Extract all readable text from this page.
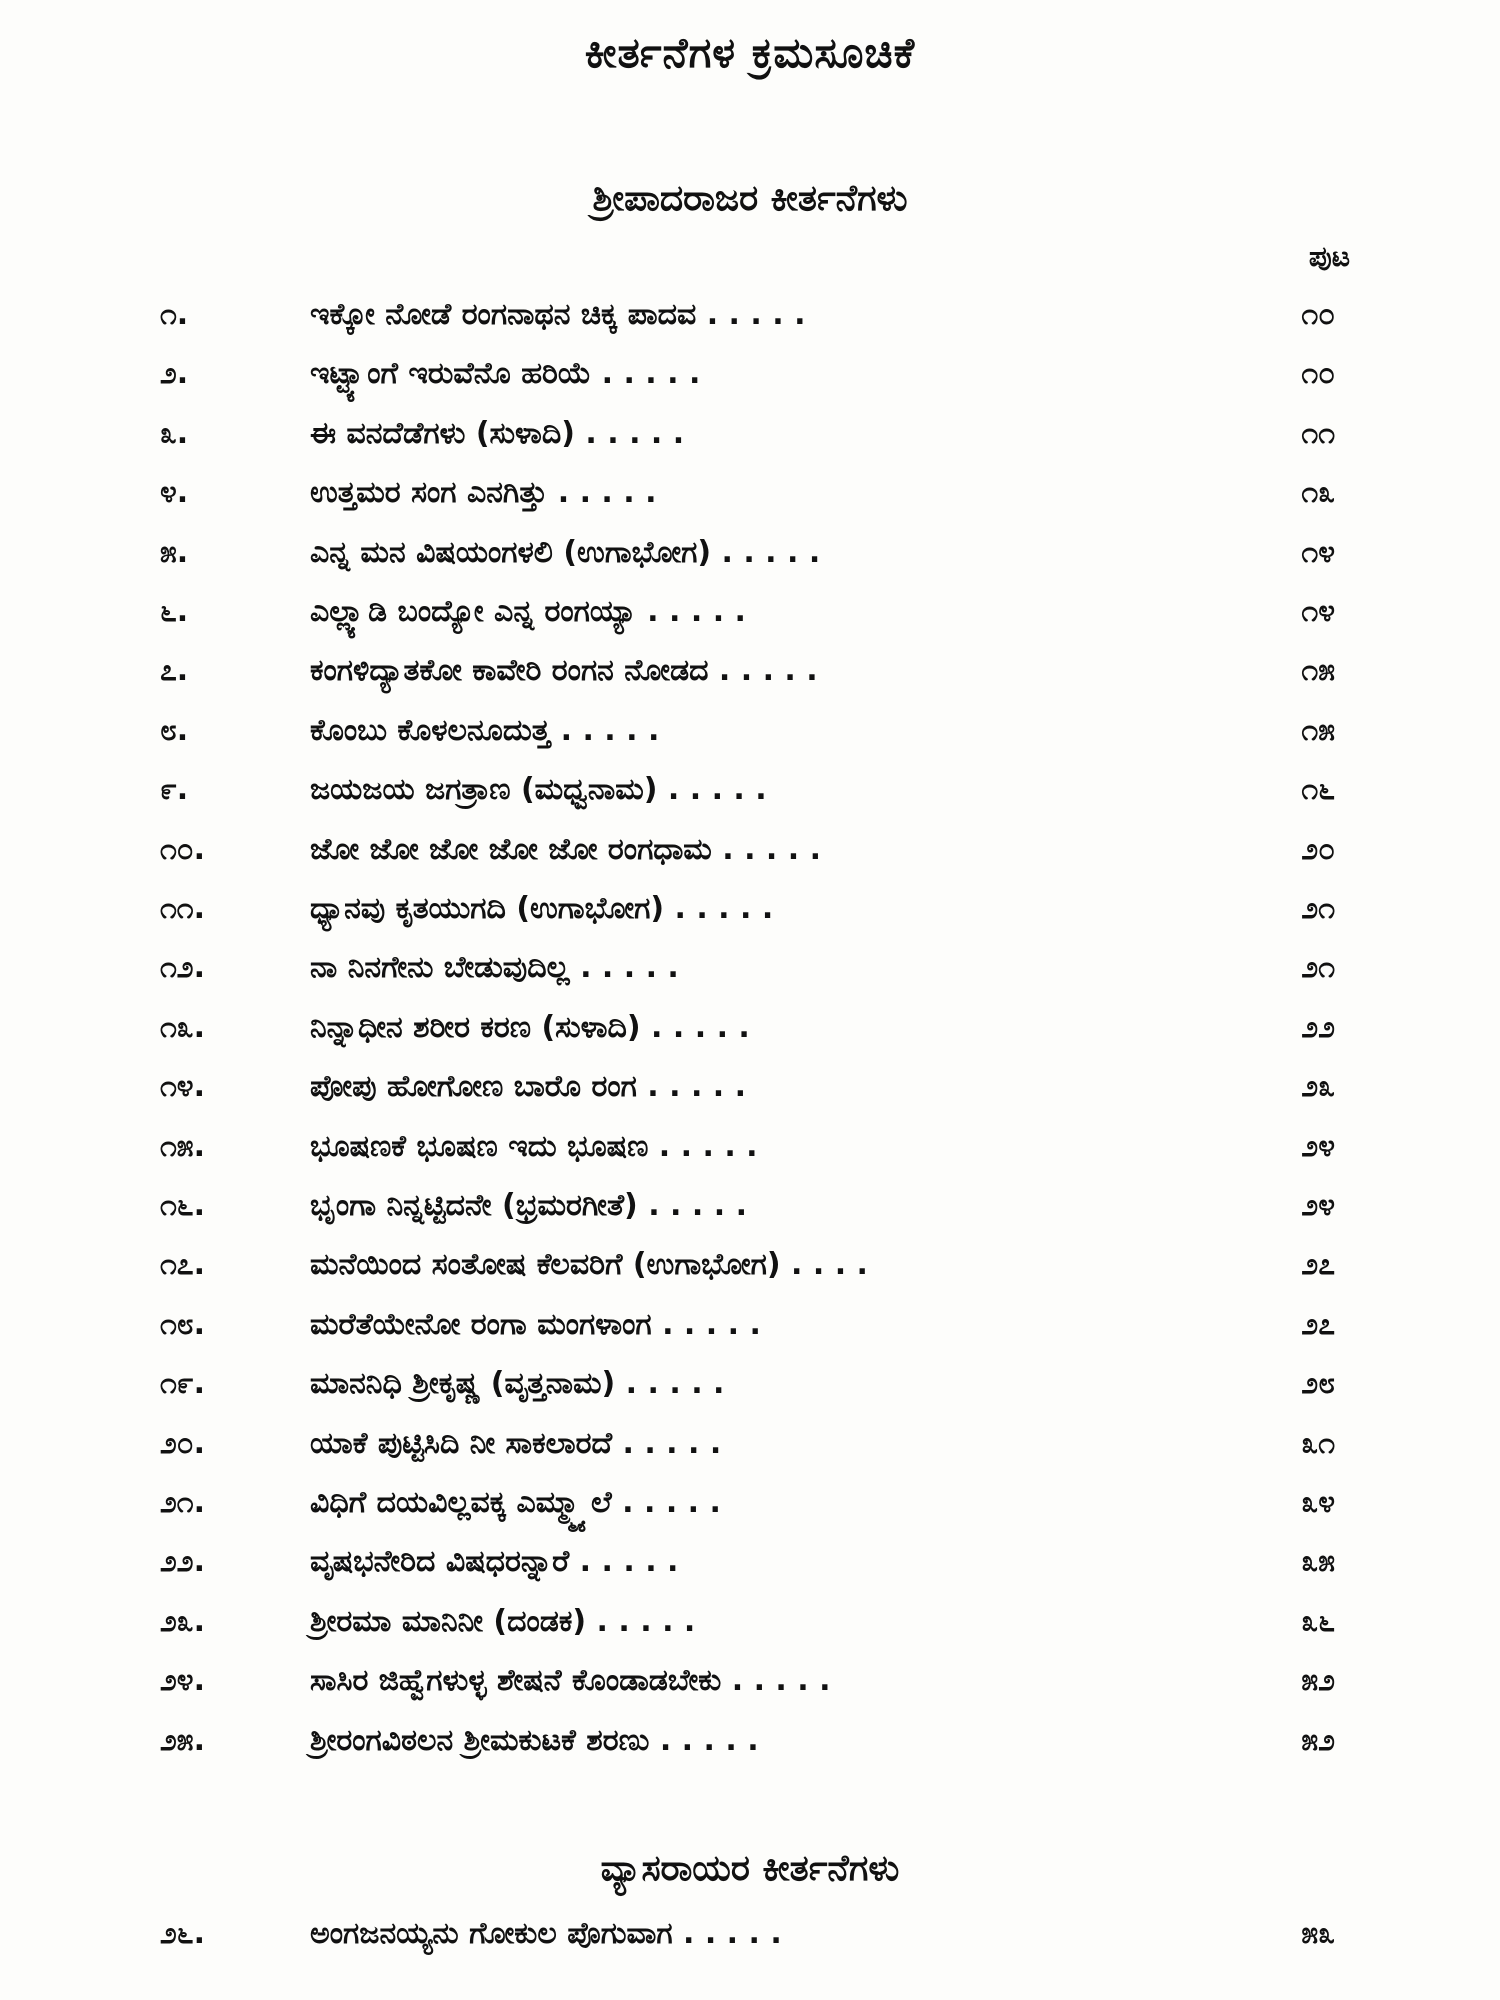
ಕೀರ್ತನೆಗಳ ಕ್ರಮಸೂಚಿಕೆ
ಶ್ರೀಪಾದರಾಜರ ಕೀರ್ತನೆಗಳು
ಪುಟ
೧.	ಇಕ್ಕೋ ನೋಡೆ ರಂಗನಾಥನ ಚಿಕ್ಕ ಪಾದವ . . . . .	೧೦
೨.	ಇಟ್ಟ್ಯಾಂಗೆ ಇರುವೆನೊ ಹರಿಯೆ . . . . .	೧೦
೩.	ಈ ವನದೆಡೆಗಳು (ಸುಳಾದಿ) . . . . .	೧೧
೪.	ಉತ್ತಮರ ಸಂಗ ಎನಗಿತ್ತು . . . . .	೧೩
೫.	ಎನ್ನ ಮನ ವಿಷಯಂಗಳಲಿ (ಉಗಾಭೋಗ) . . . . .	೧೪
೬.	ಎಲ್ಲ್ಯಾಡಿ ಬಂದ್ಯೋ ಎನ್ನ ರಂಗಯ್ಯಾ . . . . .	೧೪
೭.	ಕಂಗಳಿದ್ಯಾತಕೋ ಕಾವೇರಿ ರಂಗನ ನೋಡದ . . . . .	೧೫
೮.	ಕೊಂಬು ಕೊಳಲನೂದುತ್ತ . . . . .	೧೫
೯.	ಜಯಜಯ ಜಗತ್ರಾಣ (ಮಧ್ವನಾಮ) . . . . .	೧೬
೧೦.	ಜೋ ಜೋ ಜೋ ಜೋ ಜೋ ರಂಗಧಾಮ . . . . .	೨೦
೧೧.	ಧ್ಯಾನವು ಕೃತಯುಗದಿ (ಉಗಾಭೋಗ) . . . . .	೨೧
೧೨.	ನಾ ನಿನಗೇನು ಬೇಡುವುದಿಲ್ಲ . . . . .	೨೧
೧೩.	ನಿನ್ನಾಧೀನ ಶರೀರ ಕರಣ (ಸುಳಾದಿ) . . . . .	೨೨
೧೪.	ಪೋಪು ಹೋಗೋಣ ಬಾರೊ ರಂಗ . . . . .	೨೩
೧೫.	ಭೂಷಣಕೆ ಭೂಷಣ ಇದು ಭೂಷಣ . . . . .	೨೪
೧೬.	ಭೃಂಗಾ ನಿನ್ನಟ್ಟಿದನೇ (ಭ್ರಮರಗೀತೆ) . . . . .	೨೪
೧೭.	ಮನೆಯಿಂದ ಸಂತೋಷ ಕೆಲವರಿಗೆ (ಉಗಾಭೋಗ) . . . .	೨೭
೧೮.	ಮರೆತೆಯೇನೋ ರಂಗಾ ಮಂಗಳಾಂಗ . . . . .	೨೭
೧೯.	ಮಾನನಿಧಿ ಶ್ರೀಕೃಷ್ಣ (ವೃತ್ತನಾಮ) . . . . .	೨೮
೨೦.	ಯಾಕೆ ಪುಟ್ಟಿಸಿದಿ ನೀ ಸಾಕಲಾರದೆ . . . . .	೩೧
೨೧.	ವಿಧಿಗೆ ದಯವಿಲ್ಲವಕ್ಕ ಎಮ್ಮ್ಮ್ಯಾಲೆ . . . . .	೩೪
೨೨.	ವೃಷಭನೇರಿದ ವಿಷಧರನ್ನಾರೆ . . . . .	೩೫
೨೩.	ಶ್ರೀರಮಾ ಮಾನಿನೀ (ದಂಡಕ) . . . . .	೩೬
೨೪.	ಸಾಸಿರ ಜಿಹ್ವೆಗಳುಳ್ಳ ಶೇಷನೆ ಕೊಂಡಾಡಬೇಕು . . . . .	೫೨
೨೫.	ಶ್ರೀರಂಗವಿಠಲನ ಶ್ರೀಮಕುಟಕೆ ಶರಣು . . . . .	೫೨
ವ್ಯಾಸರಾಯರ ಕೀರ್ತನೆಗಳು
೨೬.	ಅಂಗಜನಯ್ಯನು ಗೋಕುಲ ಪೊಗುವಾಗ . . . . .	೫೩
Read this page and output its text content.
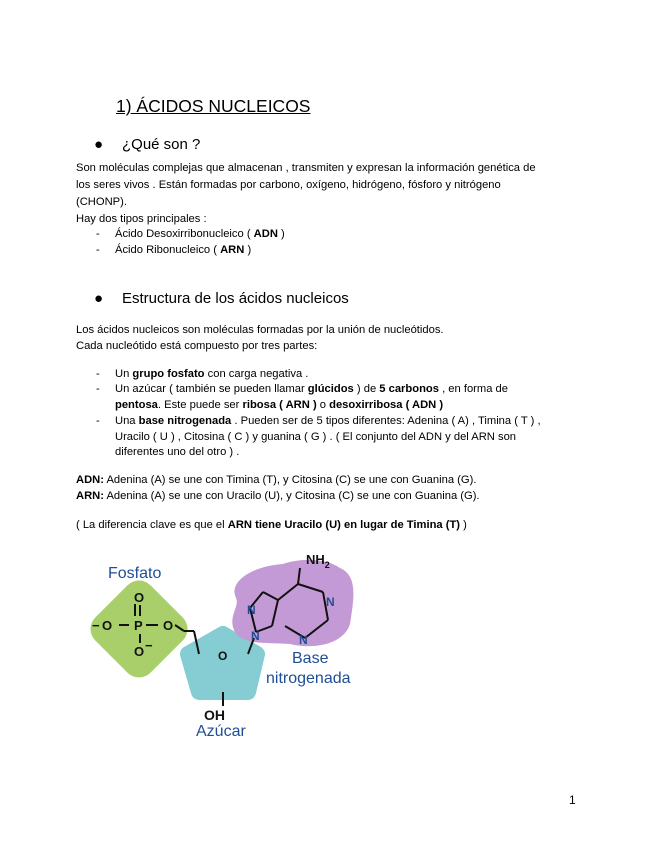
1) ÁCIDOS NUCLEICOS
● ¿Qué son ?
Son moléculas complejas que almacenan , transmiten y expresan la información genética de
los seres vivos . Están formadas por carbono, oxígeno, hidrógeno, fósforo y nitrógeno
(CHONP).
Hay dos tipos principales :
- Ácido Desoxirribonucleico ( ADN )
- Ácido Ribonucleico ( ARN )
● Estructura de los ácidos nucleicos
Los ácidos nucleicos son moléculas formadas por la unión de nucleótidos.
Cada nucleótido está compuesto por tres partes:
- Un grupo fosfato con carga negativa .
- Un azúcar ( también se pueden llamar glúcidos ) de 5 carbonos , en forma de
pentosa. Este puede ser ribosa ( ARN ) o desoxirribosa ( ADN )
- Una base nitrogenada . Pueden ser de 5 tipos diferentes: Adenina ( A) , Timina ( T ) ,
Uracilo ( U ) , Citosina ( C ) y guanina ( G ) . ( El conjunto del ADN y del ARN son
diferentes uno del otro ) .
ADN: Adenina (A) se une con Timina (T), y Citosina (C) se une con Guanina (G).
ARN: Adenina (A) se une con Uracilo (U), y Citosina (C) se une con Guanina (G).
( La diferencia clave es que el ARN tiene Uracilo (U) en lugar de Timina (T) )
Fosfato
$NH_2$
− O
O
P O
O −
O
N
N
N
N
Base
nitrogenada
OH
Azúcar
1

• • • • •

Your task is to collect every line above that contains the word "page".

**REPLY**
Extract all readable text from this page.
Read this page and output its text content.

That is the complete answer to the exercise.